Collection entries
* * * * * * *
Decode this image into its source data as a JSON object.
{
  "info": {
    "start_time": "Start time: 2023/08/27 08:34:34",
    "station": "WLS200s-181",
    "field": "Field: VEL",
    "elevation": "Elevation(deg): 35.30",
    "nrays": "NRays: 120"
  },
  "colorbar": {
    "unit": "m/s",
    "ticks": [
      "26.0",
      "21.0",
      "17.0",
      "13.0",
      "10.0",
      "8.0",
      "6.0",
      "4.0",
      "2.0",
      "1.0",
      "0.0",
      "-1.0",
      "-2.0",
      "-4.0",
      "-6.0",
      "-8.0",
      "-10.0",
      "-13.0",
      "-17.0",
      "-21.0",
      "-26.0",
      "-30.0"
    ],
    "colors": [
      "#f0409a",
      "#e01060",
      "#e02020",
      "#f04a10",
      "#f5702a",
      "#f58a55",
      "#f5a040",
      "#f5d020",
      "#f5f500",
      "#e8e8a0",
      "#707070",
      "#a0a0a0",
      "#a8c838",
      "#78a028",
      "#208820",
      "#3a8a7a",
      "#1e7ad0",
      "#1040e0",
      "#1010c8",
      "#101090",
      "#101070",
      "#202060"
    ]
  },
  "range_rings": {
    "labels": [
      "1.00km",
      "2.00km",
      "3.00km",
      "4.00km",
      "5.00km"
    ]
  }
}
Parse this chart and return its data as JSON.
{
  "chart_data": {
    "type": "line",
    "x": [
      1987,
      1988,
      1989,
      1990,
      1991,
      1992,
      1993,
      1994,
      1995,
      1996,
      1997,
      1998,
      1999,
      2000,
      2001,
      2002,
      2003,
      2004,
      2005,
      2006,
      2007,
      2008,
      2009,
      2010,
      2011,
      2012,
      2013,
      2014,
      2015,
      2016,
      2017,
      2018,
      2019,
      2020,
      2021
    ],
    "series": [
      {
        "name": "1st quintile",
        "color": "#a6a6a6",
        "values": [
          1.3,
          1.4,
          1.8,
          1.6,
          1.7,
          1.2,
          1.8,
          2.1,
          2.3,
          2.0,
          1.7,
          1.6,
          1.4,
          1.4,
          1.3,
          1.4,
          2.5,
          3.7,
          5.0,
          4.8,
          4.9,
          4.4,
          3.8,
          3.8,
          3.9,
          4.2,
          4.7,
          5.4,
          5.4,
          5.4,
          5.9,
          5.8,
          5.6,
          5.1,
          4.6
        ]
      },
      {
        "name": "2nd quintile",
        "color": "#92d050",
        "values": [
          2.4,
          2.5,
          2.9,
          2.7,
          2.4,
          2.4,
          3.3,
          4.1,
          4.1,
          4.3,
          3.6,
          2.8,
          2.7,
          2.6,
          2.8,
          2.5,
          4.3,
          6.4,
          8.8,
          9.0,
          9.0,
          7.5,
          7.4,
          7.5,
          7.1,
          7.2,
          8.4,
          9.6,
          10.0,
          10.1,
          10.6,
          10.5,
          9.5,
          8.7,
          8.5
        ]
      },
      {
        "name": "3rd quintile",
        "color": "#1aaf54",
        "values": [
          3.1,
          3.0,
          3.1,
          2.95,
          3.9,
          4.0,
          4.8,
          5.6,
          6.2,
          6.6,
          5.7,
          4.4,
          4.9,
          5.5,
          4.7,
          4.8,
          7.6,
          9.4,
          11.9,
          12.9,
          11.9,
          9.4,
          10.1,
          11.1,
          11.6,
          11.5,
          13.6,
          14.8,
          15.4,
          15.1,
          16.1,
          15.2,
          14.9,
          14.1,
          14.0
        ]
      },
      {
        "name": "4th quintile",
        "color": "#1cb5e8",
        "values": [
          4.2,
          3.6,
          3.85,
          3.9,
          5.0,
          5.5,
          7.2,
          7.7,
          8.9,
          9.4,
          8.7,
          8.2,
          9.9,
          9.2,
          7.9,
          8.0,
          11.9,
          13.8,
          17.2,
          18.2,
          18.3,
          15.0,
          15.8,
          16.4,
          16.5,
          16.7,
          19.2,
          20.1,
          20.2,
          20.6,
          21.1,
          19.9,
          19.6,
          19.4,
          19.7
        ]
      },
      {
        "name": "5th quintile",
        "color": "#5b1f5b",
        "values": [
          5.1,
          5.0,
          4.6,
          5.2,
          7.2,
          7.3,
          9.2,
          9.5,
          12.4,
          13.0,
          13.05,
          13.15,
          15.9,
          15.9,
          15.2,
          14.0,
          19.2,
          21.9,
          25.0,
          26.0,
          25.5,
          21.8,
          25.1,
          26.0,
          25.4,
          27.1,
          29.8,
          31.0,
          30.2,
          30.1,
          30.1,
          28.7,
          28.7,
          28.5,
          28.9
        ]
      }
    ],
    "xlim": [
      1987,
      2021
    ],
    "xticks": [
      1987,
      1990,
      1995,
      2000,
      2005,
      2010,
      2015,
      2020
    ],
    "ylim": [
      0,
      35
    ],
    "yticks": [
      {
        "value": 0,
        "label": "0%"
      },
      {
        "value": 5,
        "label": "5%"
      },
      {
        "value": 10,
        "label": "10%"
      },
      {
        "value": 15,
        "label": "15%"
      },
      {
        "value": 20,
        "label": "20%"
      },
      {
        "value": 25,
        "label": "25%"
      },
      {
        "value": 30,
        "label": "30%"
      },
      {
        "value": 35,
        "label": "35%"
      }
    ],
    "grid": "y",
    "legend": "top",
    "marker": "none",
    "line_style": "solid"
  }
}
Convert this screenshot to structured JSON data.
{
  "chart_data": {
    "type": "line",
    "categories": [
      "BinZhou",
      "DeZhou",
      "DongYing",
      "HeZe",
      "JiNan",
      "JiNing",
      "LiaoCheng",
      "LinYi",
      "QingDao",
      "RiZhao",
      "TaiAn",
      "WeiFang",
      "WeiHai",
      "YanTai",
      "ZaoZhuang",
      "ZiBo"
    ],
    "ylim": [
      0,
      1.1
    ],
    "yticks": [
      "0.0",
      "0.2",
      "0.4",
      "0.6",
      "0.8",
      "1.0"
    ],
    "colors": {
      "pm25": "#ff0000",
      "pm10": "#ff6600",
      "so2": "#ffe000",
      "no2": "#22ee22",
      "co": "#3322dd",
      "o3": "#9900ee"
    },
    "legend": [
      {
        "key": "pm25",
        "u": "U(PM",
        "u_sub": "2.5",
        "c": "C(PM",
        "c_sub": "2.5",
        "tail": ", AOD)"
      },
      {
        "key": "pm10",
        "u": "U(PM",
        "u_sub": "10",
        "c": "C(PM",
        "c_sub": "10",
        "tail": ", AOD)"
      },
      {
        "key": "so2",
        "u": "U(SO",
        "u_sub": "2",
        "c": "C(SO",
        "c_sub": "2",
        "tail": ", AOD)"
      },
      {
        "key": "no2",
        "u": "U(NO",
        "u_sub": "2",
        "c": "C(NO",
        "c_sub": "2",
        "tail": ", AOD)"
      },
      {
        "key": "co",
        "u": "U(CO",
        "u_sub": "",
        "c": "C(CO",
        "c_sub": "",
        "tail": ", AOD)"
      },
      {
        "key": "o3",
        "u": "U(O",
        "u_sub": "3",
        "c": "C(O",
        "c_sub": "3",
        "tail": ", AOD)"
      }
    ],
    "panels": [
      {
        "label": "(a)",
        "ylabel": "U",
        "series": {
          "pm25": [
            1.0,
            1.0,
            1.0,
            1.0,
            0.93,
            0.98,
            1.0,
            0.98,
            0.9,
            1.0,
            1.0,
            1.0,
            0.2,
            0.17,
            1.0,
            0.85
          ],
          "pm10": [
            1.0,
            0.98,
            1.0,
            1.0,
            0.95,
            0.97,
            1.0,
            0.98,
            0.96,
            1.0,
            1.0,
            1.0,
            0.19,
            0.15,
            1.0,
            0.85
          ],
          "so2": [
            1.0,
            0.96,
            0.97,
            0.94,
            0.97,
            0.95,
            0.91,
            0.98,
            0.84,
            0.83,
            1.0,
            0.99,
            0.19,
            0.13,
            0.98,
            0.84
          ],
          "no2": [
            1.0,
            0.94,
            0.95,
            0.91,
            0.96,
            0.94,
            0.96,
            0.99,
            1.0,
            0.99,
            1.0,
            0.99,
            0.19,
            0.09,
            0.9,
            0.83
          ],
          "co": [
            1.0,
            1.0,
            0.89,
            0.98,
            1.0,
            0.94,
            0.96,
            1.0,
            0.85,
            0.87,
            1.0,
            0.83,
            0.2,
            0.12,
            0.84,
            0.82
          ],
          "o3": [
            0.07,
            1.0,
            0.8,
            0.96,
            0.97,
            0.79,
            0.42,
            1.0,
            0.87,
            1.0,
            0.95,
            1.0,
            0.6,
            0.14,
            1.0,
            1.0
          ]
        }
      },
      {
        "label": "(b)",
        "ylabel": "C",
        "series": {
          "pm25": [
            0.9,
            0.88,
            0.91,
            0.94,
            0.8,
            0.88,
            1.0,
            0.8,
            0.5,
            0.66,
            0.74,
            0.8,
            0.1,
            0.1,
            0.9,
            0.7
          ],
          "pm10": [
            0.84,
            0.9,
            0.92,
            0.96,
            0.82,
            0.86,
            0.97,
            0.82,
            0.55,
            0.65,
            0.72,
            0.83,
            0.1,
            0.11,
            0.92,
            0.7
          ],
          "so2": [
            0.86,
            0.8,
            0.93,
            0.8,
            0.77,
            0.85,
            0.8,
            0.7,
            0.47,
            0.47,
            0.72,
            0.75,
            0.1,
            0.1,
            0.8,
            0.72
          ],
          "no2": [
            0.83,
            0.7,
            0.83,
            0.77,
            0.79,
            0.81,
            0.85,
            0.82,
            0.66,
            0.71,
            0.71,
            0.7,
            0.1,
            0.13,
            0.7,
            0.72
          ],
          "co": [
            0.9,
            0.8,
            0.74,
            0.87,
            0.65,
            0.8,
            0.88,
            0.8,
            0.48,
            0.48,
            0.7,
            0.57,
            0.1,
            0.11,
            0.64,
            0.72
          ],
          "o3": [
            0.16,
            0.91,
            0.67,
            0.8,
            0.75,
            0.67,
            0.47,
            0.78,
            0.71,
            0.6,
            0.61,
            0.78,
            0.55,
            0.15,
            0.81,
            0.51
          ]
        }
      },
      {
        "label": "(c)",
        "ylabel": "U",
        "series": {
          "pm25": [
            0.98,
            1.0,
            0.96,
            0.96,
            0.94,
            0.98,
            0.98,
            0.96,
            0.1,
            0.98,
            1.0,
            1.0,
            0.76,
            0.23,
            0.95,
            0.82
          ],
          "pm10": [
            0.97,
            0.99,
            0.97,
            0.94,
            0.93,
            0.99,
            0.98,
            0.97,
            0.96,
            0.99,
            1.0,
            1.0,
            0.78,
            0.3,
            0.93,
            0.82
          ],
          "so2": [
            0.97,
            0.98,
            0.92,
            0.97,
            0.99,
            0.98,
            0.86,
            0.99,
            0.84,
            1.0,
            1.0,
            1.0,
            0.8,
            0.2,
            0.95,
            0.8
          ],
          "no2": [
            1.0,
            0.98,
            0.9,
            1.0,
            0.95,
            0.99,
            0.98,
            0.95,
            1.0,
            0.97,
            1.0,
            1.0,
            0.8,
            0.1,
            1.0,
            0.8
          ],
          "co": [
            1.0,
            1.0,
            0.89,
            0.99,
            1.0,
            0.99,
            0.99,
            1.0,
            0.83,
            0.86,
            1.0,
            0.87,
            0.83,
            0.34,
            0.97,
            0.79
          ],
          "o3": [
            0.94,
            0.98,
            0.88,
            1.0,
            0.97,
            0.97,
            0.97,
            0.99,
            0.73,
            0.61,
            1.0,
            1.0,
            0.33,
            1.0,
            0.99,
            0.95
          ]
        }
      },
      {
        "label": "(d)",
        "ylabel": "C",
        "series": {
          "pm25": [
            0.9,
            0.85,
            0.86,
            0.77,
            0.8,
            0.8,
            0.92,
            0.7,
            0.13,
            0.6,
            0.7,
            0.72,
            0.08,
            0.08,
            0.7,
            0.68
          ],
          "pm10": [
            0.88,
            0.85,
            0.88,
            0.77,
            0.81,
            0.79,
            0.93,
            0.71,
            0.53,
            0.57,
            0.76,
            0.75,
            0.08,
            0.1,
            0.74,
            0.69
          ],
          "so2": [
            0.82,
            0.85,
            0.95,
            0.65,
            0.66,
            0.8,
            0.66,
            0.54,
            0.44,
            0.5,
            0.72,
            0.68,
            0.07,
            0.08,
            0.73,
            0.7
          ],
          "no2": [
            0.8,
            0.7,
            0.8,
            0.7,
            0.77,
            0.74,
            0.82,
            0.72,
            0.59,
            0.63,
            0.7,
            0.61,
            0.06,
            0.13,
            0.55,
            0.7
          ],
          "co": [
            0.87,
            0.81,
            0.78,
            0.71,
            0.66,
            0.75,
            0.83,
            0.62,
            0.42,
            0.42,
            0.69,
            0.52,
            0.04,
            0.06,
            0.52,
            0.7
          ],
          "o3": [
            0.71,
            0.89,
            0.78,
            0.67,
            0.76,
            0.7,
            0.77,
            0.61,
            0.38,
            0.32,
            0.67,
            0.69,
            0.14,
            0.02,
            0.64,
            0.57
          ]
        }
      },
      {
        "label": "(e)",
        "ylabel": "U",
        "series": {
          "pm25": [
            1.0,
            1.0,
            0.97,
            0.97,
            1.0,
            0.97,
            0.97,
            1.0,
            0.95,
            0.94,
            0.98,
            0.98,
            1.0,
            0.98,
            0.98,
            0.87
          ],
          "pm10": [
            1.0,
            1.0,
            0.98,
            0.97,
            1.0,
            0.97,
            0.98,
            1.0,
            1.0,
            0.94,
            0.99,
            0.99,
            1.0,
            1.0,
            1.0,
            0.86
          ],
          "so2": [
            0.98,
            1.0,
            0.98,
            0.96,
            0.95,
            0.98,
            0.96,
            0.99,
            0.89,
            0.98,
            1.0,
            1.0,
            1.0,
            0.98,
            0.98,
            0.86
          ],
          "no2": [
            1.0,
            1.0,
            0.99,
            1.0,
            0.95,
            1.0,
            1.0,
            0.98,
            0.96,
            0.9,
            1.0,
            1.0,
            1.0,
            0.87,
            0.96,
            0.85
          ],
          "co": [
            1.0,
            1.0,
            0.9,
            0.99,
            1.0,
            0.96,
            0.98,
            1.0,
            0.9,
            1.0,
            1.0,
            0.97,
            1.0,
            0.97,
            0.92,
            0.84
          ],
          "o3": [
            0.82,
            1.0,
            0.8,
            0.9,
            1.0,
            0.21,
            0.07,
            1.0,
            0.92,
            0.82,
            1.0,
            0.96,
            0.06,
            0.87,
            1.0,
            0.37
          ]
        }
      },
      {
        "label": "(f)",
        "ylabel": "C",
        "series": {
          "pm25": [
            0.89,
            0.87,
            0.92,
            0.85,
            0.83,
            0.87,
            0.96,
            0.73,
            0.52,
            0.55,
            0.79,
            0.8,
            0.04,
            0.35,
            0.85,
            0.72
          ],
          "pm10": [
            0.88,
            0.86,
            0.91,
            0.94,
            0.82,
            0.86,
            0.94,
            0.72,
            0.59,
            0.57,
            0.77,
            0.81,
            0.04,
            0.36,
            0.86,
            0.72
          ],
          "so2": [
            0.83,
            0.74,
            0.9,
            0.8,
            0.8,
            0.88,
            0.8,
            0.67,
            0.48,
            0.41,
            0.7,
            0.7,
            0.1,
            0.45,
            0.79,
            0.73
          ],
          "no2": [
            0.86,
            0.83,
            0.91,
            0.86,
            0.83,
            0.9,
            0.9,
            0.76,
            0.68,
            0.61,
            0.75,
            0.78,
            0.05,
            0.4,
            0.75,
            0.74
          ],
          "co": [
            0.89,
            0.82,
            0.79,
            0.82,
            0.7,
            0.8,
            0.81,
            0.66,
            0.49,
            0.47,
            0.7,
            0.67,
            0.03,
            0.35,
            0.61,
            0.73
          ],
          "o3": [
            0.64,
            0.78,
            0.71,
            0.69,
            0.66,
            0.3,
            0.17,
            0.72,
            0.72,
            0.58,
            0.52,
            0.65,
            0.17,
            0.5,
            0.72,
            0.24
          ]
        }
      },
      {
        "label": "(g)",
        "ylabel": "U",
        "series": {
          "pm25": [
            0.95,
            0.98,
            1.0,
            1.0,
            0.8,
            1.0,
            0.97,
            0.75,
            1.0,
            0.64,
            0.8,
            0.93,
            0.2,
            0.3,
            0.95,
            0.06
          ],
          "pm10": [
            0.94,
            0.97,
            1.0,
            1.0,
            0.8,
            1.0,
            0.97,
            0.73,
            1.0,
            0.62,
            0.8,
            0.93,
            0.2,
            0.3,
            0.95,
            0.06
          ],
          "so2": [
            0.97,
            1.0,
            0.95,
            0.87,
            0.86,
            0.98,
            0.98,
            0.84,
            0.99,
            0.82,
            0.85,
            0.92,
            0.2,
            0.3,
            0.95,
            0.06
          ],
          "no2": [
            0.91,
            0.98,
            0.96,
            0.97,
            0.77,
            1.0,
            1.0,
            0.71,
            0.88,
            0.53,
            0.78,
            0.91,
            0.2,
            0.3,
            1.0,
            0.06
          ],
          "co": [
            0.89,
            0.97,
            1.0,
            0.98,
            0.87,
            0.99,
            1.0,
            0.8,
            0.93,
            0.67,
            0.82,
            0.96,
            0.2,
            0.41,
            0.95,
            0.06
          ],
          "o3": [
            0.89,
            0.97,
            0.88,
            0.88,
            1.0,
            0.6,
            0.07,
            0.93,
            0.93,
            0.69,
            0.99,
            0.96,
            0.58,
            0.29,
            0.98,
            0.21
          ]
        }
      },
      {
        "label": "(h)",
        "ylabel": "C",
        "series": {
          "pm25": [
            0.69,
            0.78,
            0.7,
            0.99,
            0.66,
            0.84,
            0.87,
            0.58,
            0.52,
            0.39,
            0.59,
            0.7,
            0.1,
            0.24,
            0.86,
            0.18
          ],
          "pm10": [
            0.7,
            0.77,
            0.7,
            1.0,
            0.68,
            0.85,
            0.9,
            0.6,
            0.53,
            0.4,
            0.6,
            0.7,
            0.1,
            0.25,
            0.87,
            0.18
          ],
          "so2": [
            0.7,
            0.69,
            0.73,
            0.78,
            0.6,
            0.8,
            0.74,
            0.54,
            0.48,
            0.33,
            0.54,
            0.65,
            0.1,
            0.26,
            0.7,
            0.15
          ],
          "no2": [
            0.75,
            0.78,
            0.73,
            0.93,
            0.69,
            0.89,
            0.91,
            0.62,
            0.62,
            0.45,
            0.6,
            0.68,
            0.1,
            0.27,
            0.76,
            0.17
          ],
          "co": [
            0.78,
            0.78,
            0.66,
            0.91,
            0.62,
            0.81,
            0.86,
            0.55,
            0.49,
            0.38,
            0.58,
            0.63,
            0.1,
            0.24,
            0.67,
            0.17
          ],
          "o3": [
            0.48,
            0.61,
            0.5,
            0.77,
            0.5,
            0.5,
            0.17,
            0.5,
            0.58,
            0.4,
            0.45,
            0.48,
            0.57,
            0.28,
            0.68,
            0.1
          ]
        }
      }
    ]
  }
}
* * * * * * *
**DESCRIPTION OF THE TASK**
From the data above, copy each line where the string "this" appears.

**ANSWER TO THE PROBLEM**
Decode this image into its source data as a JSON object.
Parse this chart and return its data as JSON.
Convert this screenshot to structured JSON data.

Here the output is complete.